Objective: Collect all lines from the listing that include the string "data".

Material for this exercise:
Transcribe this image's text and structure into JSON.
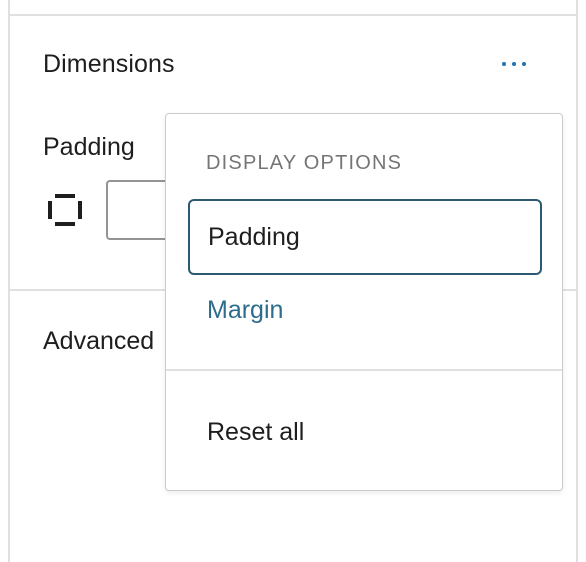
{
  "panel": {
    "title": "Dimensions",
    "options_icon": "ellipsis-icon",
    "field_label": "Padding",
    "linked_icon": "box-sides-icon",
    "next_section": "Advanced"
  },
  "menu": {
    "group_heading": "Display options",
    "items": [
      {
        "label": "Padding",
        "state": "selected"
      },
      {
        "label": "Margin",
        "state": "available"
      }
    ],
    "reset_label": "Reset all"
  },
  "colors": {
    "accent": "#2271b1",
    "selected_border": "#2c5a73",
    "link_text": "#2c6c8c",
    "muted_text": "#757575",
    "border": "#e0e0e0"
  }
}
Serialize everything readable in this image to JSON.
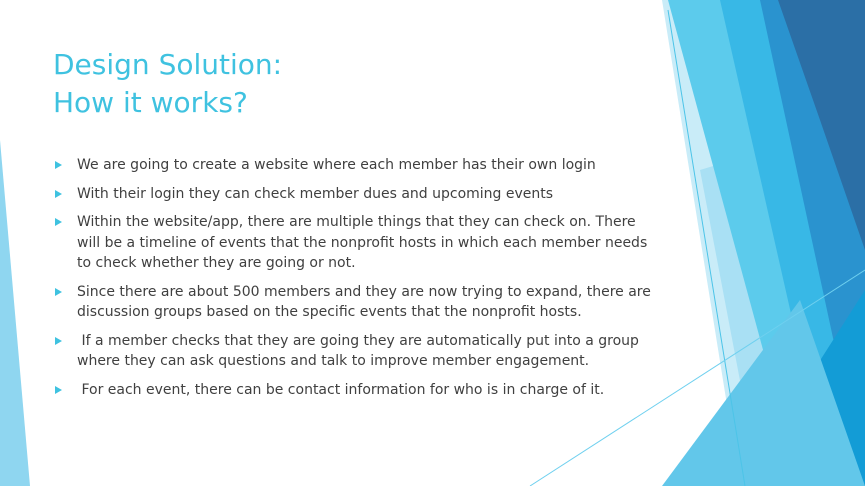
{
  "slide": {
    "title_line1": "Design Solution:",
    "title_line2": "How it works?",
    "bullets": [
      "We are going to create a website where each member has their own login",
      "With their login they can check member dues and upcoming events",
      "Within the website/app, there are multiple things that they can check on. There will be a timeline of events that the nonprofit hosts in which each member needs to check whether they are going or not.",
      "Since there are about 500 members and they are now trying to expand, there are discussion groups based on the specific events that the nonprofit hosts.",
      " If a member checks that they are going they are automatically put into a group where they can ask questions and talk to improve member engagement.",
      " For each event, there can be contact information for who is in charge of it."
    ]
  },
  "colors": {
    "accent": "#3fc2e0",
    "body_text": "#404040",
    "decor_light": "#d3eef8",
    "decor_mid": "#4cc4e8",
    "decor_deep": "#1b9dd4",
    "decor_dark": "#2a6ea5"
  },
  "icons": {
    "bullet": "triangle-bullet-icon"
  }
}
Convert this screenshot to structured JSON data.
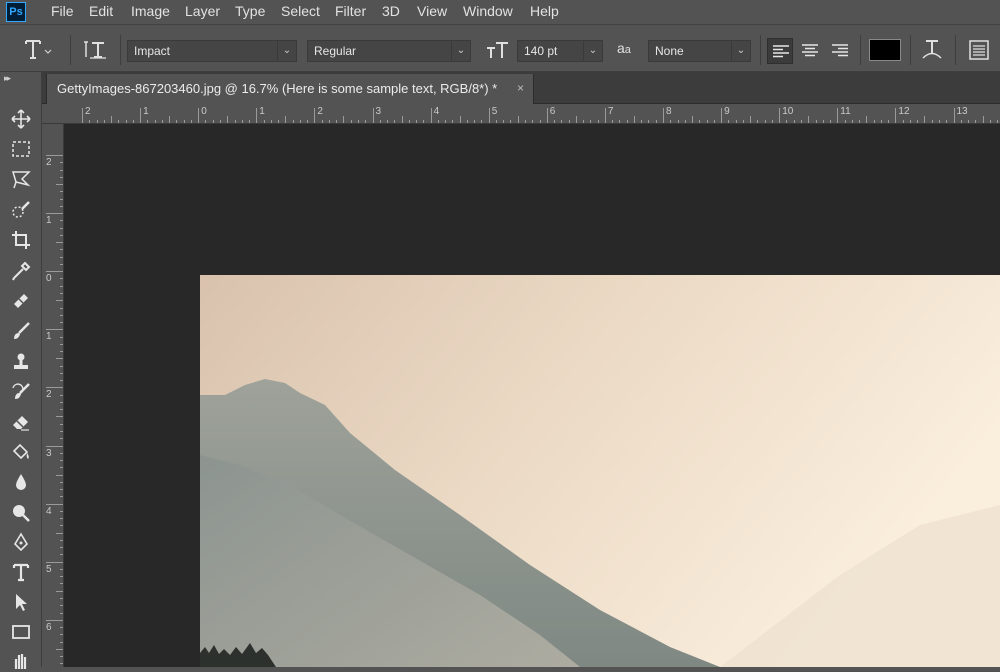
{
  "app": {
    "logo_text": "Ps"
  },
  "menu": [
    "File",
    "Edit",
    "Image",
    "Layer",
    "Type",
    "Select",
    "Filter",
    "3D",
    "View",
    "Window",
    "Help"
  ],
  "options": {
    "font_family": "Impact",
    "font_style": "Regular",
    "font_size": "140 pt",
    "antialias_glyph": "a",
    "antialias_glyph_small": "a",
    "antialias": "None",
    "text_color": "#000000",
    "alignment": "left"
  },
  "document": {
    "tab_title": "GettyImages-867203460.jpg @ 16.7% (Here is some sample text, RGB/8*) *",
    "close_glyph": "×"
  },
  "rulers": {
    "horizontal": [
      "2",
      "1",
      "0",
      "1",
      "2",
      "3",
      "4",
      "5",
      "6",
      "7",
      "8",
      "9",
      "10",
      "11",
      "12",
      "13"
    ],
    "vertical": [
      "2",
      "1",
      "0",
      "1",
      "2",
      "3",
      "4",
      "5",
      "6"
    ]
  },
  "tools": [
    "move-tool",
    "marquee-tool",
    "lasso-tool",
    "quick-selection-tool",
    "crop-tool",
    "eyedropper-tool",
    "healing-brush-tool",
    "brush-tool",
    "clone-stamp-tool",
    "history-brush-tool",
    "eraser-tool",
    "paint-bucket-tool",
    "blur-tool",
    "dodge-tool",
    "pen-tool",
    "type-tool",
    "path-selection-tool",
    "rectangle-tool",
    "hand-tool"
  ],
  "colors": {
    "ui_panel": "#535353",
    "pasteboard": "#282828",
    "brand": "#31a8ff"
  }
}
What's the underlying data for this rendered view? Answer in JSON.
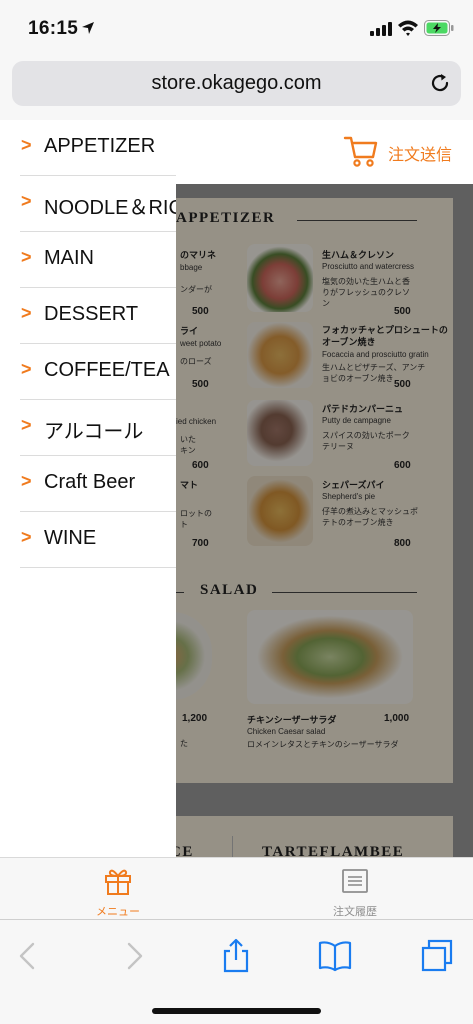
{
  "status_bar": {
    "time": "16:15"
  },
  "browser": {
    "url": "store.okagego.com"
  },
  "header": {
    "submit_order": "注文送信"
  },
  "drawer": {
    "items": [
      {
        "label": "APPETIZER"
      },
      {
        "label": "NOODLE＆RICE"
      },
      {
        "label": "MAIN"
      },
      {
        "label": "DESSERT"
      },
      {
        "label": "COFFEE/TEA"
      },
      {
        "label": "アルコール"
      },
      {
        "label": "Craft Beer"
      },
      {
        "label": "WINE"
      }
    ],
    "chevron": ">"
  },
  "menu_image": {
    "section_appetizer": "APPETIZER",
    "section_salad": "SALAD",
    "section_lower_left": "CE",
    "section_lower_right": "TARTEFLAMBEE",
    "dishes": [
      {
        "jp": "生ハム＆クレソン",
        "en": "Prosciutto and watercress",
        "desc": "塩気の効いた生ハムと香りがフレッシュのクレソン",
        "price": "500"
      },
      {
        "jp": "フォカッチャとプロシュートのオーブン焼き",
        "en": "Focaccia and prosciutto gratin",
        "desc": "生ハムとピザチーズ、アンチョビのオーブン焼き",
        "price": "500"
      },
      {
        "jp": "パテドカンパーニュ",
        "en": "Putty de campagne",
        "desc": "スパイスの効いたポークテリーヌ",
        "price": "600"
      },
      {
        "jp": "シェパーズパイ",
        "en": "Shepherd's pie",
        "desc": "仔羊の煮込みとマッシュポテトのオーブン焼き",
        "price": "800"
      },
      {
        "jp": "チキンシーザーサラダ",
        "en": "Chicken Caesar salad",
        "desc": "ロメインレタスとチキンのシーザーサラダ",
        "price": "1,000"
      }
    ],
    "left_fragments": [
      {
        "text": "のマリネ",
        "sub": "bbage",
        "sub2": "ンダーが",
        "price": "500"
      },
      {
        "text": "ライ",
        "sub": "weet potato",
        "sub2": "のローズ",
        "price": "500"
      },
      {
        "text": "",
        "sub": "ied chicken",
        "sub2": "いた\nキン",
        "price": "600"
      },
      {
        "text": "マト",
        "sub": "",
        "sub2": "ロットの\nト",
        "price": "700"
      },
      {
        "text": "",
        "sub": "",
        "sub2": "た",
        "price": "1,200"
      }
    ]
  },
  "tabs": [
    {
      "label": "メニュー",
      "active": true,
      "icon": "gift-icon"
    },
    {
      "label": "注文履歴",
      "active": false,
      "icon": "order-history-icon"
    }
  ],
  "colors": {
    "accent": "#f07b1e",
    "ios_blue": "#1a7cf0",
    "inactive": "#8e8e8e"
  }
}
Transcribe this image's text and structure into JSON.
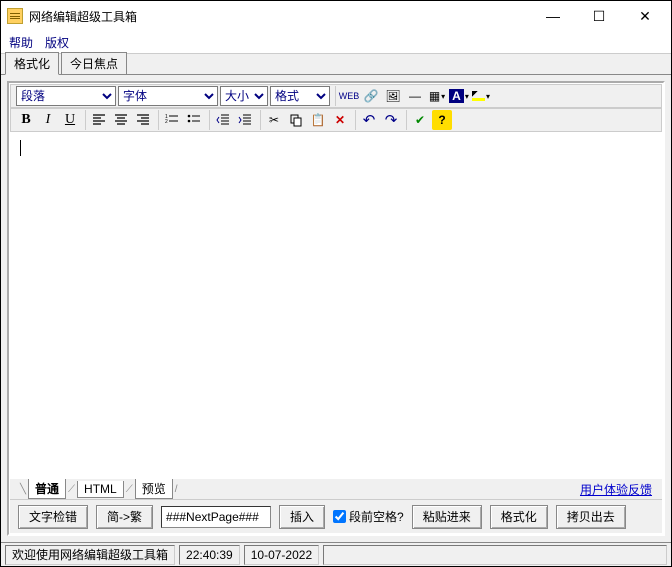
{
  "window": {
    "title": "网络编辑超级工具箱"
  },
  "menu": {
    "help": "帮助",
    "copyright": "版权"
  },
  "maintabs": {
    "format": "格式化",
    "today": "今日焦点"
  },
  "selects": {
    "paragraph": "段落",
    "font": "字体",
    "size": "大小",
    "style": "格式"
  },
  "icons": {
    "bold": "B",
    "italic": "I",
    "underline": "U",
    "undo": "↶",
    "redo": "↷"
  },
  "edittabs": {
    "normal": "普通",
    "html": "HTML",
    "preview": "预览"
  },
  "feedback": "用户体验反馈",
  "bottom": {
    "check": "文字检错",
    "simp2trad": "简->繁",
    "nextpage_value": "###NextPage###",
    "insert": "插入",
    "prespace": "段前空格?",
    "pastein": "粘贴进来",
    "format": "格式化",
    "copyout": "拷贝出去"
  },
  "status": {
    "welcome": "欢迎使用网络编辑超级工具箱",
    "time": "22:40:39",
    "date": "10-07-2022"
  }
}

Response to this task:
Convert this screenshot to structured JSON data.
What's the underlying data for this rendered view? Answer in JSON.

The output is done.